> [The request]
Return the material word for word. Do not include the pictures.

Data entries
####################

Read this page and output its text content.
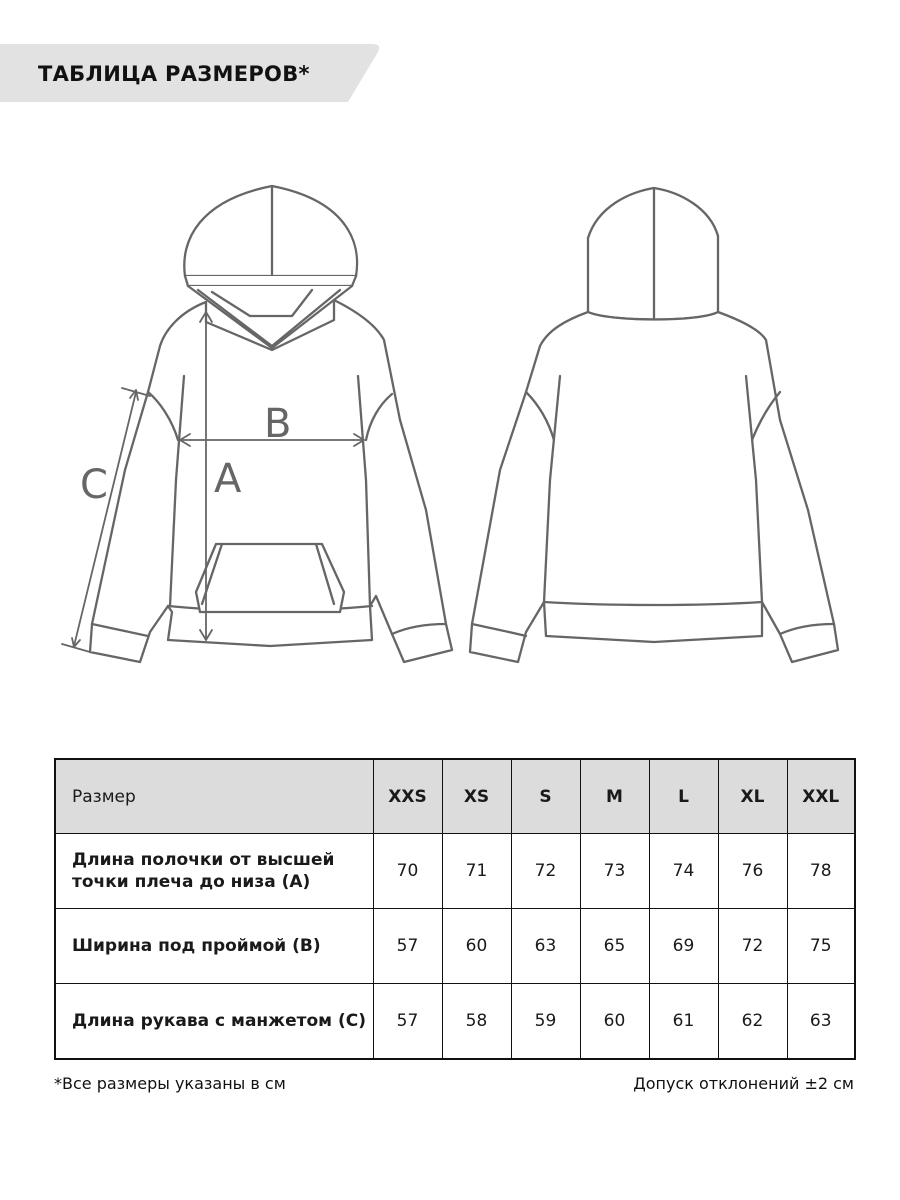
ТАБЛИЦА РАЗМЕРОВ*
B
A
C
Размер	XXS	XS	S	M	L	XL	XXL
Длина полочки от высшей
точки плеча до низа (A)	70	71	72	73	74	76	78
Ширина под проймой (B)	57	60	63	65	69	72	75
Длина рукава с манжетом (C)	57	58	59	60	61	62	63
*Все размеры указаны в см	Допуск отклонений ±2 см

####################

> [Solution to this problem]
Read this page and output its text content.
ТАБЛИЦА РАЗМЕРОВ*
B
A
C
Размер	XXS	XS	S	M	L	XL	XXL
Длина полочки от высшей
точки плеча до низа (A)	70	71	72	73	74	76	78
Ширина под проймой (B)	57	60	63	65	69	72	75
Длина рукава с манжетом (C)	57	58	59	60	61	62	63
*Все размеры указаны в см	Допуск отклонений ±2 см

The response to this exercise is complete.